[DATA SHOWN start]
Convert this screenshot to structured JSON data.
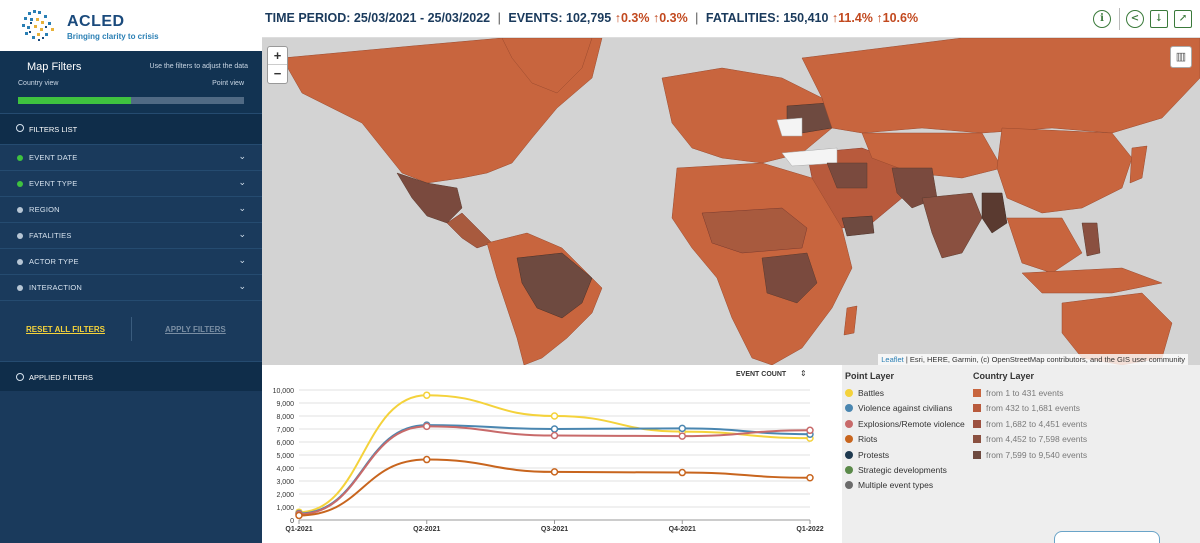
{
  "brand": {
    "name": "ACLED",
    "tagline": "Bringing clarity to crisis"
  },
  "sidebar": {
    "map_filters_title": "Map Filters",
    "map_filters_help": "Use the filters to adjust the data",
    "country_view": "Country view",
    "point_view": "Point view",
    "view_slider_fraction": 0.5,
    "filters_list": "FILTERS LIST",
    "filters": [
      {
        "label": "EVENT DATE",
        "active": true
      },
      {
        "label": "EVENT TYPE",
        "active": true
      },
      {
        "label": "REGION",
        "active": false
      },
      {
        "label": "FATALITIES",
        "active": false
      },
      {
        "label": "ACTOR TYPE",
        "active": false
      },
      {
        "label": "INTERACTION",
        "active": false
      }
    ],
    "reset_label": "RESET ALL FILTERS",
    "apply_label": "APPLY FILTERS",
    "applied_filters": "APPLIED FILTERS"
  },
  "stats": {
    "time_period_label": "TIME PERIOD:",
    "time_period_value": "25/03/2021 - 25/03/2022",
    "events_label": "EVENTS:",
    "events_value": "102,795",
    "events_change1": "0.3%",
    "events_change2": "0.3%",
    "fatalities_label": "FATALITIES:",
    "fatalities_value": "150,410",
    "fatalities_change1": "11.4%",
    "fatalities_change2": "10.6%"
  },
  "map": {
    "zoom_in": "+",
    "zoom_out": "−",
    "attribution_leaflet": "Leaflet",
    "attribution_rest": " | Esri, HERE, Garmin, (c) OpenStreetMap contributors, and the GIS user community"
  },
  "chart_data": {
    "type": "line",
    "selector_label": "EVENT COUNT",
    "categories": [
      "Q1-2021",
      "Q2-2021",
      "Q3-2021",
      "Q4-2021",
      "Q1-2022"
    ],
    "yticks": [
      "0",
      "1,000",
      "2,000",
      "3,000",
      "4,000",
      "5,000",
      "6,000",
      "7,000",
      "8,000",
      "9,000",
      "10,000"
    ],
    "ylim": [
      0,
      10000
    ],
    "series": [
      {
        "name": "Battles",
        "color": "#f4d23b",
        "values": [
          600,
          9600,
          8000,
          6800,
          6300
        ]
      },
      {
        "name": "Violence against civilians",
        "color": "#4a86b0",
        "values": [
          500,
          7300,
          7000,
          7050,
          6600
        ]
      },
      {
        "name": "Explosions/Remote violence",
        "color": "#c86a6a",
        "values": [
          450,
          7200,
          6500,
          6450,
          6900
        ]
      },
      {
        "name": "Riots",
        "color": "#c8651e",
        "values": [
          350,
          4650,
          3700,
          3650,
          3250
        ]
      }
    ]
  },
  "legend": {
    "point_title": "Point Layer",
    "point_items": [
      {
        "label": "Battles",
        "color": "#f4d23b"
      },
      {
        "label": "Violence against civilians",
        "color": "#4a86b0"
      },
      {
        "label": "Explosions/Remote violence",
        "color": "#c86a6a"
      },
      {
        "label": "Riots",
        "color": "#c8651e"
      },
      {
        "label": "Protests",
        "color": "#1f3a50"
      },
      {
        "label": "Strategic developments",
        "color": "#5b8a4a"
      },
      {
        "label": "Multiple event types",
        "color": "#6b6b6b"
      }
    ],
    "country_title": "Country Layer",
    "country_items": [
      {
        "label": "from 1 to 431 events",
        "color": "#c8653e"
      },
      {
        "label": "from 432 to 1,681 events",
        "color": "#b85a3c"
      },
      {
        "label": "from 1,682 to 4,451 events",
        "color": "#9c5040"
      },
      {
        "label": "from 4,452 to 7,598 events",
        "color": "#8a5040"
      },
      {
        "label": "from 7,599 to 9,540 events",
        "color": "#6e4a40"
      }
    ]
  }
}
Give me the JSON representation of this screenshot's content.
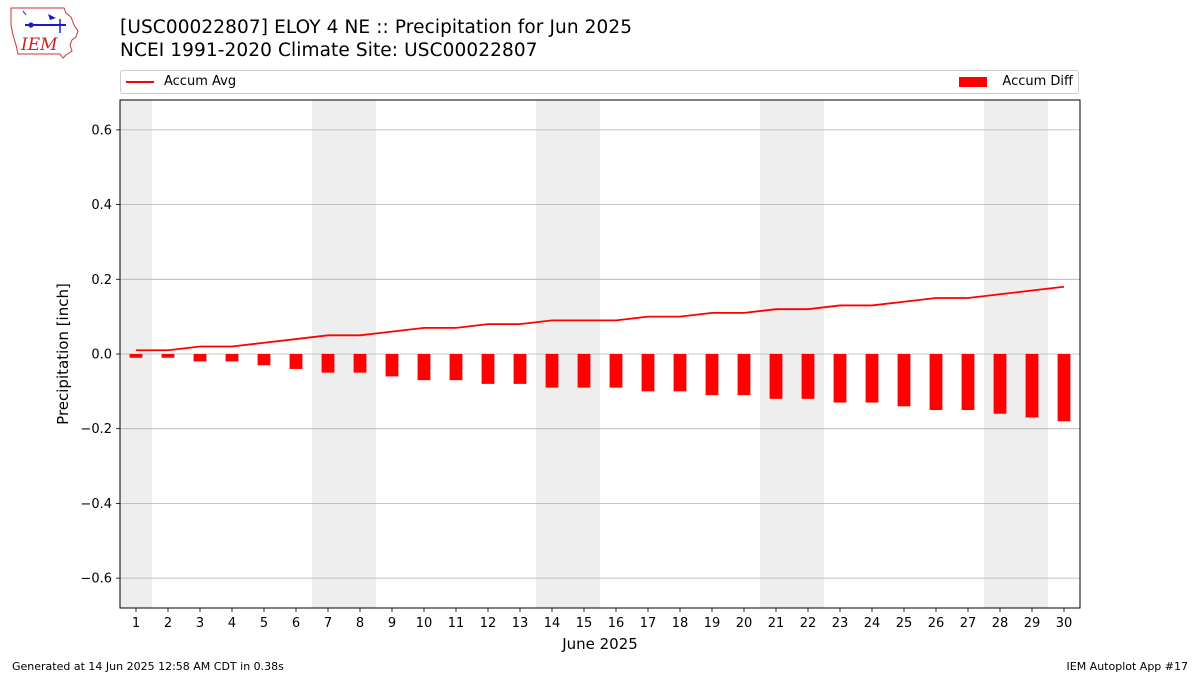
[DATA SHOWN end]
GOAL
Only a number is wanted: how many lines of the material include the word "from".

COMPLETE OUTPUT
5